_Data in this exercise:_
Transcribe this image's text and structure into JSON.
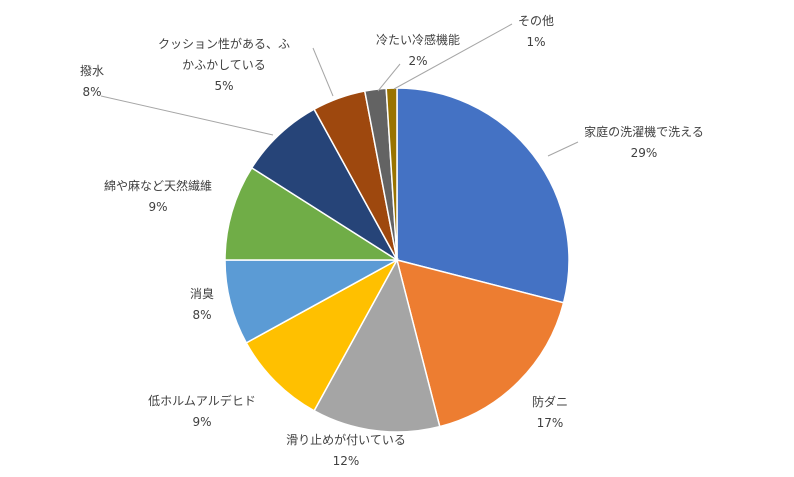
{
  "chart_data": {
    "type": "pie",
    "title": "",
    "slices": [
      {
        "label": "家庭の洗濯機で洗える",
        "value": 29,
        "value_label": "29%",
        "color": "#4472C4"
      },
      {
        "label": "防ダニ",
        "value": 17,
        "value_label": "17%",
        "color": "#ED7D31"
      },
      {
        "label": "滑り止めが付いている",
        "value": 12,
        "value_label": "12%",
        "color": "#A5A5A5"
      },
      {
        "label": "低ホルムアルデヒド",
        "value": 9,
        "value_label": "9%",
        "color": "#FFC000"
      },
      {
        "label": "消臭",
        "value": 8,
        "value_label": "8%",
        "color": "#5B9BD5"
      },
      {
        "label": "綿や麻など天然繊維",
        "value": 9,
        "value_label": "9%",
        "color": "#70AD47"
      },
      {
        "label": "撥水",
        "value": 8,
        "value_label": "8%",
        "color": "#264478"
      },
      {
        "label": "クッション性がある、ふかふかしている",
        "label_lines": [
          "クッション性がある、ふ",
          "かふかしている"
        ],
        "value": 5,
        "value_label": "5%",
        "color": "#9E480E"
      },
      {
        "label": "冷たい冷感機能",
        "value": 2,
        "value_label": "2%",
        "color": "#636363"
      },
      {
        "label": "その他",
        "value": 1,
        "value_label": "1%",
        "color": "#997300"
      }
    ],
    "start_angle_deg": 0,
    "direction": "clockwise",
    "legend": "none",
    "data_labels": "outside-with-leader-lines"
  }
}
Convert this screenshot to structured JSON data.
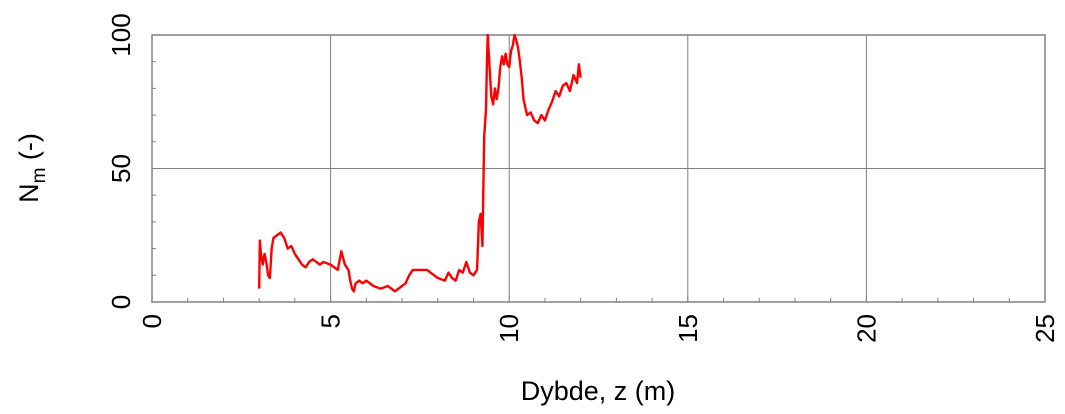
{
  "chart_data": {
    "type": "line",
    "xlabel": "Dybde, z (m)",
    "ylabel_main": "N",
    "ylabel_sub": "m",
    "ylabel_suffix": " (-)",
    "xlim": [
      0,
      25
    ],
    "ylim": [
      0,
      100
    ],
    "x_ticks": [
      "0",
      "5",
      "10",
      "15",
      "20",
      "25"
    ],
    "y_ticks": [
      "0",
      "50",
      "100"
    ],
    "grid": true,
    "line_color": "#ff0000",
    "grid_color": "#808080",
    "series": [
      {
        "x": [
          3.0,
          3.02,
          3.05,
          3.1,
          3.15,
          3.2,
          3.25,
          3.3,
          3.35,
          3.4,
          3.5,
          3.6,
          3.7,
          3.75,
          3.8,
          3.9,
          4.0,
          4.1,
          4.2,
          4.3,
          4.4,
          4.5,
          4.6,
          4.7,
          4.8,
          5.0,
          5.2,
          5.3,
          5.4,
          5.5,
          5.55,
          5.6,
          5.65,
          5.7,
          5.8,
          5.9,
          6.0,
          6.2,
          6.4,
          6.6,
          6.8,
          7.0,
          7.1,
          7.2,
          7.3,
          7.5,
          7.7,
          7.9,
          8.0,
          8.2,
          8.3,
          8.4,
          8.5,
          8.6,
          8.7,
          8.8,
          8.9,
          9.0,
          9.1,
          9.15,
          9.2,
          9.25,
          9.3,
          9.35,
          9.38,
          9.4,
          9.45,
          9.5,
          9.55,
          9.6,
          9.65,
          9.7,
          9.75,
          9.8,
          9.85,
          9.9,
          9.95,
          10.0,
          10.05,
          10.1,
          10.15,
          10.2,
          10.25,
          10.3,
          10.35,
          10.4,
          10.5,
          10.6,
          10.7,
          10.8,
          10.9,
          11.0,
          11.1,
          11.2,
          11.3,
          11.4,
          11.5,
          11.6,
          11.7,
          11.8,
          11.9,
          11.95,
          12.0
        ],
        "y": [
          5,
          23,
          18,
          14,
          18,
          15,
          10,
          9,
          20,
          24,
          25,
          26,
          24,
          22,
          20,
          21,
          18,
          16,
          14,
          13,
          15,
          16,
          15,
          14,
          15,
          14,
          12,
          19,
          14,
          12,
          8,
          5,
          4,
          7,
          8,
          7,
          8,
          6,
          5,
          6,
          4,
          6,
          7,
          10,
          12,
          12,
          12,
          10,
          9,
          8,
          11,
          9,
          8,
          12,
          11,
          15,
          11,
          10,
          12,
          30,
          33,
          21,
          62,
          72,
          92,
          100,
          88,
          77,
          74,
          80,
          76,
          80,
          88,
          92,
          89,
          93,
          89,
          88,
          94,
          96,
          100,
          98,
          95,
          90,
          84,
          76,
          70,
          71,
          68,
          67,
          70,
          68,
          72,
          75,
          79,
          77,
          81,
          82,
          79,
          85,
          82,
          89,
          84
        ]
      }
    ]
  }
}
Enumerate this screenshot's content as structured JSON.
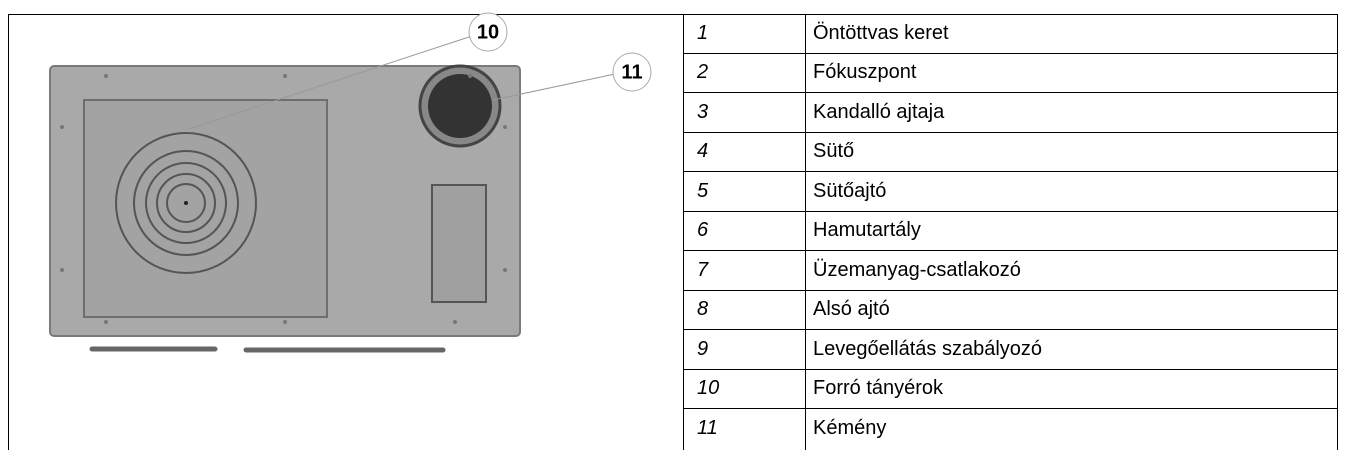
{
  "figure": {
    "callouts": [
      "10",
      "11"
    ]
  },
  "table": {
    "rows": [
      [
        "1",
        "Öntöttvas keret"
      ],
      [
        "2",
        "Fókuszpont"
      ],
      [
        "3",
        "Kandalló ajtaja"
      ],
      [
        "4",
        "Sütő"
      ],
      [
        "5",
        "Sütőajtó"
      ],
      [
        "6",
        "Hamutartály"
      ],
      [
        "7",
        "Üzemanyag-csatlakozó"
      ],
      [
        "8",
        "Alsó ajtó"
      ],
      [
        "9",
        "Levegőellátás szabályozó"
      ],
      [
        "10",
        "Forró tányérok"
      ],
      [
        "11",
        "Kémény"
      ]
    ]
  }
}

_Aim:_ Images do not belong in the copy; reproduce all other parts of the records above verbatim.

_The output:_
Transcribe this image's text and structure into JSON.
{
  "chart_data": {
    "type": "pie",
    "title": "",
    "slices": [
      {
        "label": "家庭の洗濯機で洗える",
        "value": 29,
        "value_label": "29%",
        "color": "#4472C4"
      },
      {
        "label": "防ダニ",
        "value": 17,
        "value_label": "17%",
        "color": "#ED7D31"
      },
      {
        "label": "滑り止めが付いている",
        "value": 12,
        "value_label": "12%",
        "color": "#A5A5A5"
      },
      {
        "label": "低ホルムアルデヒド",
        "value": 9,
        "value_label": "9%",
        "color": "#FFC000"
      },
      {
        "label": "消臭",
        "value": 8,
        "value_label": "8%",
        "color": "#5B9BD5"
      },
      {
        "label": "綿や麻など天然繊維",
        "value": 9,
        "value_label": "9%",
        "color": "#70AD47"
      },
      {
        "label": "撥水",
        "value": 8,
        "value_label": "8%",
        "color": "#264478"
      },
      {
        "label": "クッション性がある、ふかふかしている",
        "label_lines": [
          "クッション性がある、ふ",
          "かふかしている"
        ],
        "value": 5,
        "value_label": "5%",
        "color": "#9E480E"
      },
      {
        "label": "冷たい冷感機能",
        "value": 2,
        "value_label": "2%",
        "color": "#636363"
      },
      {
        "label": "その他",
        "value": 1,
        "value_label": "1%",
        "color": "#997300"
      }
    ],
    "start_angle_deg": 0,
    "direction": "clockwise",
    "legend": "none",
    "data_labels": "outside-with-leader-lines"
  }
}
Convert this screenshot to structured JSON data.
{
  "chart_data": {
    "type": "line",
    "xlabel": "Dybde, z (m)",
    "ylabel_main": "N",
    "ylabel_sub": "m",
    "ylabel_suffix": " (-)",
    "xlim": [
      0,
      25
    ],
    "ylim": [
      0,
      100
    ],
    "x_ticks": [
      "0",
      "5",
      "10",
      "15",
      "20",
      "25"
    ],
    "y_ticks": [
      "0",
      "50",
      "100"
    ],
    "grid": true,
    "line_color": "#ff0000",
    "grid_color": "#808080",
    "series": [
      {
        "x": [
          3.0,
          3.02,
          3.05,
          3.1,
          3.15,
          3.2,
          3.25,
          3.3,
          3.35,
          3.4,
          3.5,
          3.6,
          3.7,
          3.75,
          3.8,
          3.9,
          4.0,
          4.1,
          4.2,
          4.3,
          4.4,
          4.5,
          4.6,
          4.7,
          4.8,
          5.0,
          5.2,
          5.3,
          5.4,
          5.5,
          5.55,
          5.6,
          5.65,
          5.7,
          5.8,
          5.9,
          6.0,
          6.2,
          6.4,
          6.6,
          6.8,
          7.0,
          7.1,
          7.2,
          7.3,
          7.5,
          7.7,
          7.9,
          8.0,
          8.2,
          8.3,
          8.4,
          8.5,
          8.6,
          8.7,
          8.8,
          8.9,
          9.0,
          9.1,
          9.15,
          9.2,
          9.25,
          9.3,
          9.35,
          9.38,
          9.4,
          9.45,
          9.5,
          9.55,
          9.6,
          9.65,
          9.7,
          9.75,
          9.8,
          9.85,
          9.9,
          9.95,
          10.0,
          10.05,
          10.1,
          10.15,
          10.2,
          10.25,
          10.3,
          10.35,
          10.4,
          10.5,
          10.6,
          10.7,
          10.8,
          10.9,
          11.0,
          11.1,
          11.2,
          11.3,
          11.4,
          11.5,
          11.6,
          11.7,
          11.8,
          11.9,
          11.95,
          12.0
        ],
        "y": [
          5,
          23,
          18,
          14,
          18,
          15,
          10,
          9,
          20,
          24,
          25,
          26,
          24,
          22,
          20,
          21,
          18,
          16,
          14,
          13,
          15,
          16,
          15,
          14,
          15,
          14,
          12,
          19,
          14,
          12,
          8,
          5,
          4,
          7,
          8,
          7,
          8,
          6,
          5,
          6,
          4,
          6,
          7,
          10,
          12,
          12,
          12,
          10,
          9,
          8,
          11,
          9,
          8,
          12,
          11,
          15,
          11,
          10,
          12,
          30,
          33,
          21,
          62,
          72,
          92,
          100,
          88,
          77,
          74,
          80,
          76,
          80,
          88,
          92,
          89,
          93,
          89,
          88,
          94,
          96,
          100,
          98,
          95,
          90,
          84,
          76,
          70,
          71,
          68,
          67,
          70,
          68,
          72,
          75,
          79,
          77,
          81,
          82,
          79,
          85,
          82,
          89,
          84
        ]
      }
    ]
  }
}
Enumerate this screenshot's content as structured JSON.
{
  "figure": {
    "callouts": [
      "10",
      "11"
    ]
  },
  "table": {
    "rows": [
      [
        "1",
        "Öntöttvas keret"
      ],
      [
        "2",
        "Fókuszpont"
      ],
      [
        "3",
        "Kandalló ajtaja"
      ],
      [
        "4",
        "Sütő"
      ],
      [
        "5",
        "Sütőajtó"
      ],
      [
        "6",
        "Hamutartály"
      ],
      [
        "7",
        "Üzemanyag-csatlakozó"
      ],
      [
        "8",
        "Alsó ajtó"
      ],
      [
        "9",
        "Levegőellátás szabályozó"
      ],
      [
        "10",
        "Forró tányérok"
      ],
      [
        "11",
        "Kémény"
      ]
    ]
  }
}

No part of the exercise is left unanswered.